### Task requirements
Count how many lines of the data include "GESTURE". The answer is that number and nothing else.

Collected data entries:
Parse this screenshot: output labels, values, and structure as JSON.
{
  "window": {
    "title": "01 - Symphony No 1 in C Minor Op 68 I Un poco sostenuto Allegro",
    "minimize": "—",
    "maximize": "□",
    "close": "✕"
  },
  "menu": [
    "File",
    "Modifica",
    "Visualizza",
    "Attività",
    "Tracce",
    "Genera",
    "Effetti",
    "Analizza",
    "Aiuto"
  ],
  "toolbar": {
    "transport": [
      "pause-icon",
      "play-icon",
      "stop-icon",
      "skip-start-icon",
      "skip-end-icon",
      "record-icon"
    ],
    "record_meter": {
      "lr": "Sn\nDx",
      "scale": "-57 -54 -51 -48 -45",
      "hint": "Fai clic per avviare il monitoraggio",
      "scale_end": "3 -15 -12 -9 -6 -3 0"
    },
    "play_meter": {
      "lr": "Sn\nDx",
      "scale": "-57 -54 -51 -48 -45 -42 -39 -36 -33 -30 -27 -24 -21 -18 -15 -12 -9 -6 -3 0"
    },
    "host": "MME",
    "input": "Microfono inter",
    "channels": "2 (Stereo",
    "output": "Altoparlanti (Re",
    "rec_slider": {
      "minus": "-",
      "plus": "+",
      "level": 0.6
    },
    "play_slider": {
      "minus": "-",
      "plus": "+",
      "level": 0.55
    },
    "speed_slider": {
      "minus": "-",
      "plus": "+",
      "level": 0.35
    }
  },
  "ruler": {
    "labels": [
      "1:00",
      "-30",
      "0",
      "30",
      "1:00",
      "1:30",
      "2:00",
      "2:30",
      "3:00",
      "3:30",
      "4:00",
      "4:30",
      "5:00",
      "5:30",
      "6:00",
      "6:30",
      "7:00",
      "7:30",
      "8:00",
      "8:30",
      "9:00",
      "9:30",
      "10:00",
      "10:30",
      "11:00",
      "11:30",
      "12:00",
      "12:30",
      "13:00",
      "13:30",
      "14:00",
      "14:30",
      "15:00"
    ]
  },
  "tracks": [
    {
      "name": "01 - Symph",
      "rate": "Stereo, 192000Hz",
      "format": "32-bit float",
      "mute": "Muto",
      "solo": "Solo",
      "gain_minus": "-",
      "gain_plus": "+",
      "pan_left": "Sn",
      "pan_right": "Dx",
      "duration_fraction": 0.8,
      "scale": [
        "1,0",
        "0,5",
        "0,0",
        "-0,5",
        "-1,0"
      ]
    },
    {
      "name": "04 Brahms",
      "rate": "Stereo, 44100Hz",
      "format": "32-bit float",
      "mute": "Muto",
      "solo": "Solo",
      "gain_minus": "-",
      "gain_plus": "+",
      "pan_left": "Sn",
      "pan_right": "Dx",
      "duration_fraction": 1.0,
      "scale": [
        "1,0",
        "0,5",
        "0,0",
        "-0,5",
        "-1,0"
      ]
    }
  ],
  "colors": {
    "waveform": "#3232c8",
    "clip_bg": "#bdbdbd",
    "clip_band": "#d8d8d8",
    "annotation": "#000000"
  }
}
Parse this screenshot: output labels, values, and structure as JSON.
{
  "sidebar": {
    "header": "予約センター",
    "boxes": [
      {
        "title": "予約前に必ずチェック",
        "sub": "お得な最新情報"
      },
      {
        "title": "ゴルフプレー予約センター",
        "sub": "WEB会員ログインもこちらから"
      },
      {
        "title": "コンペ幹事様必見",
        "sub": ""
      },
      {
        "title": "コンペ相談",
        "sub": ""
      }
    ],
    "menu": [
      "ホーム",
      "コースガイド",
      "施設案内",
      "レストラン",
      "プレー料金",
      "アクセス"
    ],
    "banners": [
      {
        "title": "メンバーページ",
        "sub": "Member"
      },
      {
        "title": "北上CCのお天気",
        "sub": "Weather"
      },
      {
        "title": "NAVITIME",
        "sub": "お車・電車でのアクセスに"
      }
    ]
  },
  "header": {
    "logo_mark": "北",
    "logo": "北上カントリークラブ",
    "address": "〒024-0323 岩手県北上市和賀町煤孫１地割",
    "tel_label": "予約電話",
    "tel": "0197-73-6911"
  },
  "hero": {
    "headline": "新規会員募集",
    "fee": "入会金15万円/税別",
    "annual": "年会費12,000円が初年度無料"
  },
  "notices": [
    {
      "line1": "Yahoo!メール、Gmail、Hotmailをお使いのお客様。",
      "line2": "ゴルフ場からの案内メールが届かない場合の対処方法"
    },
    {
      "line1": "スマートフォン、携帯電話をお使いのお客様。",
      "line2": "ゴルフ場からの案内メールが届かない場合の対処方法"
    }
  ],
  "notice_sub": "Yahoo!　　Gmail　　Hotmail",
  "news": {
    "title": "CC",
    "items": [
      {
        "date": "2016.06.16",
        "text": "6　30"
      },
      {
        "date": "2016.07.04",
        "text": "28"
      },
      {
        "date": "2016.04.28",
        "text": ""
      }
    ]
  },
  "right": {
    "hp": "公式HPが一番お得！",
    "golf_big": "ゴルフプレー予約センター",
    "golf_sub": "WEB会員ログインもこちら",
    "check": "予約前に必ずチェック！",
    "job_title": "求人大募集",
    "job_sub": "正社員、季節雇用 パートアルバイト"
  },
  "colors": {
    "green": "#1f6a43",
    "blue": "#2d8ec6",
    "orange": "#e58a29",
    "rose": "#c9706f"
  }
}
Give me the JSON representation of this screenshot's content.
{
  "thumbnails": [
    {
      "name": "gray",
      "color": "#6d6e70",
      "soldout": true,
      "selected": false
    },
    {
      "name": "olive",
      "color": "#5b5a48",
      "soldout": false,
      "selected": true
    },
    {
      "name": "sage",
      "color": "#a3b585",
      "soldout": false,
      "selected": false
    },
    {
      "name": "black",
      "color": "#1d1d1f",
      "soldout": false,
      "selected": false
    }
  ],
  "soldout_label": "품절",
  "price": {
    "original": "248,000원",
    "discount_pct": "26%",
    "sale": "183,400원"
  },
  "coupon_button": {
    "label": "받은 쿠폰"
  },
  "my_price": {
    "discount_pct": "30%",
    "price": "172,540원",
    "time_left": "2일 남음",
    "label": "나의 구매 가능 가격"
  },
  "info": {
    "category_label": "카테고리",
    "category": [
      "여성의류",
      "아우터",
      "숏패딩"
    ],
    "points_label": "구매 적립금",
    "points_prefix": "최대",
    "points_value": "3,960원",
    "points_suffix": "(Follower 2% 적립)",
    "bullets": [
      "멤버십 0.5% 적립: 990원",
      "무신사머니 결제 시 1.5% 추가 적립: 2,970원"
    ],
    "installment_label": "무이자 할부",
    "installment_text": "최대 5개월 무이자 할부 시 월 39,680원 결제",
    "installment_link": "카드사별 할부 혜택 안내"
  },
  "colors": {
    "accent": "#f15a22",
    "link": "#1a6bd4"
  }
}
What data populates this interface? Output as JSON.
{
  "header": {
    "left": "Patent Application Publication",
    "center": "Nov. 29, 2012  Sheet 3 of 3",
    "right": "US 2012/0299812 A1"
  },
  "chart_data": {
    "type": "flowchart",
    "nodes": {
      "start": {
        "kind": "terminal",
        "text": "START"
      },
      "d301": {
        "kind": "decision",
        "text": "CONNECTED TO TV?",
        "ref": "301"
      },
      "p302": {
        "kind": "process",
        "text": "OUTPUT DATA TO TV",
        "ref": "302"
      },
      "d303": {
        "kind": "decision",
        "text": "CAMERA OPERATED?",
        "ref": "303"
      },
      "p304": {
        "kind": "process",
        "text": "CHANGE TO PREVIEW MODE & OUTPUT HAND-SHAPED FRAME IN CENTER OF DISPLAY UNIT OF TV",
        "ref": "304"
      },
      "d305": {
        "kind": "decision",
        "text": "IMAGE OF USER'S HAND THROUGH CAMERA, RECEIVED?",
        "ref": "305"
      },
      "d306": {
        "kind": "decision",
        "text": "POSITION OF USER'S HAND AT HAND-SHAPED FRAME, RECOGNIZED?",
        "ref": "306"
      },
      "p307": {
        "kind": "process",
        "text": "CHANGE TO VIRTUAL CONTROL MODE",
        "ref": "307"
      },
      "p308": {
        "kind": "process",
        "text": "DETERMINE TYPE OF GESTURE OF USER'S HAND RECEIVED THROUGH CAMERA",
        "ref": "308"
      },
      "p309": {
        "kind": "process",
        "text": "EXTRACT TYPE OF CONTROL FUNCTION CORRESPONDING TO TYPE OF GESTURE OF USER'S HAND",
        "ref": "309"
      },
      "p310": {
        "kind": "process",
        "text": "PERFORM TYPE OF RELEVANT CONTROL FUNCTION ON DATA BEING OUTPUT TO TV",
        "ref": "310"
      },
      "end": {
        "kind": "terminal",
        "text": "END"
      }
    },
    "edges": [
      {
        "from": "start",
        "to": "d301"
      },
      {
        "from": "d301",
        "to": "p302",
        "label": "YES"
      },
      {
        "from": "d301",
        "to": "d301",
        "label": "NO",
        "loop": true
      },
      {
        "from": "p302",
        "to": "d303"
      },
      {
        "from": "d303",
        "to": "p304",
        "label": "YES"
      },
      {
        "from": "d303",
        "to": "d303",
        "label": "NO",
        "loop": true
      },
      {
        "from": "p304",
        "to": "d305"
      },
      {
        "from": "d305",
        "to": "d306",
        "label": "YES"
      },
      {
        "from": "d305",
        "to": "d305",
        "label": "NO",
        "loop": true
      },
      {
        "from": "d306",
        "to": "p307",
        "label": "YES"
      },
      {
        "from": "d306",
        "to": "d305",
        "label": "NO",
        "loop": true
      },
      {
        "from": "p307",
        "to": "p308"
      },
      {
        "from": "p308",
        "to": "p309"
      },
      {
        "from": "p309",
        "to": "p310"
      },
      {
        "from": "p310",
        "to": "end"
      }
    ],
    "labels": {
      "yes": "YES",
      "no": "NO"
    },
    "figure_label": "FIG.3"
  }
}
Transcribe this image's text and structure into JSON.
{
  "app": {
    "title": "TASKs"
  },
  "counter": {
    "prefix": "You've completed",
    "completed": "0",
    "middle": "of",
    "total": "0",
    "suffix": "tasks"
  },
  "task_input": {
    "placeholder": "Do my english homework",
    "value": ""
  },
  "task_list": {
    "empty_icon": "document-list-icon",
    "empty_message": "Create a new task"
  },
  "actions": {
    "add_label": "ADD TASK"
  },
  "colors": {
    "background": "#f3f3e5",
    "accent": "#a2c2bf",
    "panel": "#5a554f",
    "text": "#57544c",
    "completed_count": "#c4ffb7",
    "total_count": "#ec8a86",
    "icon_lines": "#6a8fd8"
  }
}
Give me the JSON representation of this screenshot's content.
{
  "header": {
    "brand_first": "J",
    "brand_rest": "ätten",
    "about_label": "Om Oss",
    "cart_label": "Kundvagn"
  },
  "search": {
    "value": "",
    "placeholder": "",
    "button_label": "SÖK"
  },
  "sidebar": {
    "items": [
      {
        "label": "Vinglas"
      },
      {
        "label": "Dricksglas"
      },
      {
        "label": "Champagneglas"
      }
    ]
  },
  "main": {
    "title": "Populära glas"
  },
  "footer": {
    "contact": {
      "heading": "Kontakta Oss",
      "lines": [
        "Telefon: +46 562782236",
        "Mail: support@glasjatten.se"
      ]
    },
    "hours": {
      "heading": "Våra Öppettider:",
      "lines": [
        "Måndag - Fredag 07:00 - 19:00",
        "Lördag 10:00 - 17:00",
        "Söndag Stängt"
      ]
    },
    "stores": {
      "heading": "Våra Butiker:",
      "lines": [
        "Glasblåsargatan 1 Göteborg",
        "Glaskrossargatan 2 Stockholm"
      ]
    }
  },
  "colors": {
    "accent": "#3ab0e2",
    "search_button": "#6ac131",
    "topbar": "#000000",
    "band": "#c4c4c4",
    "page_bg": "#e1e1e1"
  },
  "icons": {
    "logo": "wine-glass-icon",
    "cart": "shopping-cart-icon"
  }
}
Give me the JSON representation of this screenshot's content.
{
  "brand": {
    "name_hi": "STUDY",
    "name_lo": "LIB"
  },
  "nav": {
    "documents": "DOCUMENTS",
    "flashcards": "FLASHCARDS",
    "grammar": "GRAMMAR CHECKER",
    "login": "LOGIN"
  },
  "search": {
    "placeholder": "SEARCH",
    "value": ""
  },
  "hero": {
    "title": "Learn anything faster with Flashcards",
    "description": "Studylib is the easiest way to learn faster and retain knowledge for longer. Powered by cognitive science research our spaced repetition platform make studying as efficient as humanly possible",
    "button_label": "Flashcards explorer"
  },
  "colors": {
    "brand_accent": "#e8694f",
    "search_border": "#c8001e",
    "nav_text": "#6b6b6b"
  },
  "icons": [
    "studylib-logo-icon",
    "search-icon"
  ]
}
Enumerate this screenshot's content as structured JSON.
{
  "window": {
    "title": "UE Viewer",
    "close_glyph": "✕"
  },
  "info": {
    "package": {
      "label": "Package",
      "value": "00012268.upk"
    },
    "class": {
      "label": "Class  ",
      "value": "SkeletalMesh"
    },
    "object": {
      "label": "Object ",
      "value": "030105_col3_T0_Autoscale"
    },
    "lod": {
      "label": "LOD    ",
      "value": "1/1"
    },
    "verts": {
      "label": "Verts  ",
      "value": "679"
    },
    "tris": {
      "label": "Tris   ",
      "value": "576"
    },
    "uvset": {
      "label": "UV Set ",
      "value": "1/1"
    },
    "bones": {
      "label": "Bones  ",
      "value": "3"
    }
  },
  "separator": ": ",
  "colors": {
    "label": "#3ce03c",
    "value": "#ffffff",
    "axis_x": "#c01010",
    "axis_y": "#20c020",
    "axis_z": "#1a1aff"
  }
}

### Task solution
2